▶ Instructions to follow: Repeat the data verbatim.
[start]
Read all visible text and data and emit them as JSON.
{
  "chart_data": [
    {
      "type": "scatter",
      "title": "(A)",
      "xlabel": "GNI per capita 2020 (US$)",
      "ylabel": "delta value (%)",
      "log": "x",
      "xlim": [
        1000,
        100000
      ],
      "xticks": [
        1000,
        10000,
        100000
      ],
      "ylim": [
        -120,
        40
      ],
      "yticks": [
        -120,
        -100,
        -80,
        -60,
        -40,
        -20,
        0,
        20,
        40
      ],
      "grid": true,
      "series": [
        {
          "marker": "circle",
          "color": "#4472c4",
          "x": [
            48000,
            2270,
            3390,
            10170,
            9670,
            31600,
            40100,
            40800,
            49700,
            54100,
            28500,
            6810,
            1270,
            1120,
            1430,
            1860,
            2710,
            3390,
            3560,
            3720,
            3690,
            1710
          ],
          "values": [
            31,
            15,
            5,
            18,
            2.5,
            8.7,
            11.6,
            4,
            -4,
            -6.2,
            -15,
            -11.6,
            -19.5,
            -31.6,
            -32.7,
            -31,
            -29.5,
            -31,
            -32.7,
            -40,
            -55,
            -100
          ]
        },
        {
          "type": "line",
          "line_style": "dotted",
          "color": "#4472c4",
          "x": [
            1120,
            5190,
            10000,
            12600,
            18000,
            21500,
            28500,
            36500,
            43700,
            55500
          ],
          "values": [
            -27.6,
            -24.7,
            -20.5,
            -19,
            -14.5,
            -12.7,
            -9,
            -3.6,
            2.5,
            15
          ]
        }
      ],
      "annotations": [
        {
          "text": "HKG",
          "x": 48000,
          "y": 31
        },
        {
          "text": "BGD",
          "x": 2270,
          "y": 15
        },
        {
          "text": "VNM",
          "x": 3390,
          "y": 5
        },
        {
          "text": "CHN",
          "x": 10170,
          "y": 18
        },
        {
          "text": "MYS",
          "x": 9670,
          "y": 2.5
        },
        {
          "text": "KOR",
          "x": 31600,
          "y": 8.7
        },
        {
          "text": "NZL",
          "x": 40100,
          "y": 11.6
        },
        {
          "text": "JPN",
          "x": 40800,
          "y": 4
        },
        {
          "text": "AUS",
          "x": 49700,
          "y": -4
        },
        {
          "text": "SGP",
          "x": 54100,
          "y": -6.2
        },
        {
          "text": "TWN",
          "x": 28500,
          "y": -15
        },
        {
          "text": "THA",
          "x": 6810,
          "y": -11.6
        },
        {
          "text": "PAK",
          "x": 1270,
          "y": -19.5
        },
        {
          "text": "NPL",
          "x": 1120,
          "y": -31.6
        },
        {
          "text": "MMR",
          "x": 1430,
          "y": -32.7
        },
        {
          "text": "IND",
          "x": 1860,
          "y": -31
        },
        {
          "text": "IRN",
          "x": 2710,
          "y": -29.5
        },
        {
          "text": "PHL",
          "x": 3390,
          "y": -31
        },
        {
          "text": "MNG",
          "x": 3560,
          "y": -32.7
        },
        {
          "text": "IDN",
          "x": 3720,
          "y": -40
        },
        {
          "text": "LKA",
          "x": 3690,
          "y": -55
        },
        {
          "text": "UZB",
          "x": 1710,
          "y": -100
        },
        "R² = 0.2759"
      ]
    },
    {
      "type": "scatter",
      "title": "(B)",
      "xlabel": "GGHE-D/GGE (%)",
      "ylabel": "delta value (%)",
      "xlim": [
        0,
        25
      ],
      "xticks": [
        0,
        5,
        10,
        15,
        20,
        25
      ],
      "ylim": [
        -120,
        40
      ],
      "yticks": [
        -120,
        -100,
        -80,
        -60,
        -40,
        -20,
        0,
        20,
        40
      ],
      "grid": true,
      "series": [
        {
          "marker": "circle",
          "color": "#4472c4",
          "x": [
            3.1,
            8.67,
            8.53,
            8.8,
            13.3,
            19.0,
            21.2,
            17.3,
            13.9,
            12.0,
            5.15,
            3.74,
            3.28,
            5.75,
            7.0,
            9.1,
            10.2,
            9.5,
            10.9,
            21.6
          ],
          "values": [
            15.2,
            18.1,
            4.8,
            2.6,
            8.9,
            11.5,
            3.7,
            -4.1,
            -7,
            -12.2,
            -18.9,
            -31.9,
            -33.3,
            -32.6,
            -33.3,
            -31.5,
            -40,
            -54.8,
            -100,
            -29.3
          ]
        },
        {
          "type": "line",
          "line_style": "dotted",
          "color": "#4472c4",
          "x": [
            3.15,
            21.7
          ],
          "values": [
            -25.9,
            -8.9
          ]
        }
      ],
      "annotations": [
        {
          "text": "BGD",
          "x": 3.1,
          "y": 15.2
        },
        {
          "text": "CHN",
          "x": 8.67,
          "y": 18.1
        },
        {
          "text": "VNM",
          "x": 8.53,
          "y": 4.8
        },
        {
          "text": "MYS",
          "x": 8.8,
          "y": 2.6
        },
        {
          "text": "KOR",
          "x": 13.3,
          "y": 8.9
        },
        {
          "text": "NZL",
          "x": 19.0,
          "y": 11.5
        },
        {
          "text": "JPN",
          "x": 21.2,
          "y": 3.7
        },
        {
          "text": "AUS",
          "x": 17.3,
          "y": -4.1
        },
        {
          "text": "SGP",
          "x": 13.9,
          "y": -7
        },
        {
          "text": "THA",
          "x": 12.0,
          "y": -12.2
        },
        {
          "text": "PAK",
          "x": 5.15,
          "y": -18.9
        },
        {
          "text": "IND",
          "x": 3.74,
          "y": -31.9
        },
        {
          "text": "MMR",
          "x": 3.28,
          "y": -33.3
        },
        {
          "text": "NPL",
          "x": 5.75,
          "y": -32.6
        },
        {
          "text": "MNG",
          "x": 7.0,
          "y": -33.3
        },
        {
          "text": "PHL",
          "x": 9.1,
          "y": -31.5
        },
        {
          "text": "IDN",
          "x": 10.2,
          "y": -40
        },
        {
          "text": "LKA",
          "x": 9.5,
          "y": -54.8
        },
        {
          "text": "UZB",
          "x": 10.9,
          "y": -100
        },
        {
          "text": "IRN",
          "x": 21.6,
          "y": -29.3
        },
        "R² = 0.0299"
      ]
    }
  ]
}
[end]
▶ Answer in full:
Read all visible text and data and emit them as JSON.
{
  "chart_data": [
    {
      "type": "scatter",
      "title": "(A)",
      "xlabel": "GNI per capita 2020 (US$)",
      "ylabel": "delta value (%)",
      "log": "x",
      "xlim": [
        1000,
        100000
      ],
      "xticks": [
        1000,
        10000,
        100000
      ],
      "ylim": [
        -120,
        40
      ],
      "yticks": [
        -120,
        -100,
        -80,
        -60,
        -40,
        -20,
        0,
        20,
        40
      ],
      "grid": true,
      "series": [
        {
          "marker": "circle",
          "color": "#4472c4",
          "x": [
            48000,
            2270,
            3390,
            10170,
            9670,
            31600,
            40100,
            40800,
            49700,
            54100,
            28500,
            6810,
            1270,
            1120,
            1430,
            1860,
            2710,
            3390,
            3560,
            3720,
            3690,
            1710
          ],
          "values": [
            31,
            15,
            5,
            18,
            2.5,
            8.7,
            11.6,
            4,
            -4,
            -6.2,
            -15,
            -11.6,
            -19.5,
            -31.6,
            -32.7,
            -31,
            -29.5,
            -31,
            -32.7,
            -40,
            -55,
            -100
          ]
        },
        {
          "type": "line",
          "line_style": "dotted",
          "color": "#4472c4",
          "x": [
            1120,
            5190,
            10000,
            12600,
            18000,
            21500,
            28500,
            36500,
            43700,
            55500
          ],
          "values": [
            -27.6,
            -24.7,
            -20.5,
            -19,
            -14.5,
            -12.7,
            -9,
            -3.6,
            2.5,
            15
          ]
        }
      ],
      "annotations": [
        {
          "text": "HKG",
          "x": 48000,
          "y": 31
        },
        {
          "text": "BGD",
          "x": 2270,
          "y": 15
        },
        {
          "text": "VNM",
          "x": 3390,
          "y": 5
        },
        {
          "text": "CHN",
          "x": 10170,
          "y": 18
        },
        {
          "text": "MYS",
          "x": 9670,
          "y": 2.5
        },
        {
          "text": "KOR",
          "x": 31600,
          "y": 8.7
        },
        {
          "text": "NZL",
          "x": 40100,
          "y": 11.6
        },
        {
          "text": "JPN",
          "x": 40800,
          "y": 4
        },
        {
          "text": "AUS",
          "x": 49700,
          "y": -4
        },
        {
          "text": "SGP",
          "x": 54100,
          "y": -6.2
        },
        {
          "text": "TWN",
          "x": 28500,
          "y": -15
        },
        {
          "text": "THA",
          "x": 6810,
          "y": -11.6
        },
        {
          "text": "PAK",
          "x": 1270,
          "y": -19.5
        },
        {
          "text": "NPL",
          "x": 1120,
          "y": -31.6
        },
        {
          "text": "MMR",
          "x": 1430,
          "y": -32.7
        },
        {
          "text": "IND",
          "x": 1860,
          "y": -31
        },
        {
          "text": "IRN",
          "x": 2710,
          "y": -29.5
        },
        {
          "text": "PHL",
          "x": 3390,
          "y": -31
        },
        {
          "text": "MNG",
          "x": 3560,
          "y": -32.7
        },
        {
          "text": "IDN",
          "x": 3720,
          "y": -40
        },
        {
          "text": "LKA",
          "x": 3690,
          "y": -55
        },
        {
          "text": "UZB",
          "x": 1710,
          "y": -100
        },
        "R² = 0.2759"
      ]
    },
    {
      "type": "scatter",
      "title": "(B)",
      "xlabel": "GGHE-D/GGE (%)",
      "ylabel": "delta value (%)",
      "xlim": [
        0,
        25
      ],
      "xticks": [
        0,
        5,
        10,
        15,
        20,
        25
      ],
      "ylim": [
        -120,
        40
      ],
      "yticks": [
        -120,
        -100,
        -80,
        -60,
        -40,
        -20,
        0,
        20,
        40
      ],
      "grid": true,
      "series": [
        {
          "marker": "circle",
          "color": "#4472c4",
          "x": [
            3.1,
            8.67,
            8.53,
            8.8,
            13.3,
            19.0,
            21.2,
            17.3,
            13.9,
            12.0,
            5.15,
            3.74,
            3.28,
            5.75,
            7.0,
            9.1,
            10.2,
            9.5,
            10.9,
            21.6
          ],
          "values": [
            15.2,
            18.1,
            4.8,
            2.6,
            8.9,
            11.5,
            3.7,
            -4.1,
            -7,
            -12.2,
            -18.9,
            -31.9,
            -33.3,
            -32.6,
            -33.3,
            -31.5,
            -40,
            -54.8,
            -100,
            -29.3
          ]
        },
        {
          "type": "line",
          "line_style": "dotted",
          "color": "#4472c4",
          "x": [
            3.15,
            21.7
          ],
          "values": [
            -25.9,
            -8.9
          ]
        }
      ],
      "annotations": [
        {
          "text": "BGD",
          "x": 3.1,
          "y": 15.2
        },
        {
          "text": "CHN",
          "x": 8.67,
          "y": 18.1
        },
        {
          "text": "VNM",
          "x": 8.53,
          "y": 4.8
        },
        {
          "text": "MYS",
          "x": 8.8,
          "y": 2.6
        },
        {
          "text": "KOR",
          "x": 13.3,
          "y": 8.9
        },
        {
          "text": "NZL",
          "x": 19.0,
          "y": 11.5
        },
        {
          "text": "JPN",
          "x": 21.2,
          "y": 3.7
        },
        {
          "text": "AUS",
          "x": 17.3,
          "y": -4.1
        },
        {
          "text": "SGP",
          "x": 13.9,
          "y": -7
        },
        {
          "text": "THA",
          "x": 12.0,
          "y": -12.2
        },
        {
          "text": "PAK",
          "x": 5.15,
          "y": -18.9
        },
        {
          "text": "IND",
          "x": 3.74,
          "y": -31.9
        },
        {
          "text": "MMR",
          "x": 3.28,
          "y": -33.3
        },
        {
          "text": "NPL",
          "x": 5.75,
          "y": -32.6
        },
        {
          "text": "MNG",
          "x": 7.0,
          "y": -33.3
        },
        {
          "text": "PHL",
          "x": 9.1,
          "y": -31.5
        },
        {
          "text": "IDN",
          "x": 10.2,
          "y": -40
        },
        {
          "text": "LKA",
          "x": 9.5,
          "y": -54.8
        },
        {
          "text": "UZB",
          "x": 10.9,
          "y": -100
        },
        {
          "text": "IRN",
          "x": 21.6,
          "y": -29.3
        },
        "R² = 0.0299"
      ]
    }
  ]
}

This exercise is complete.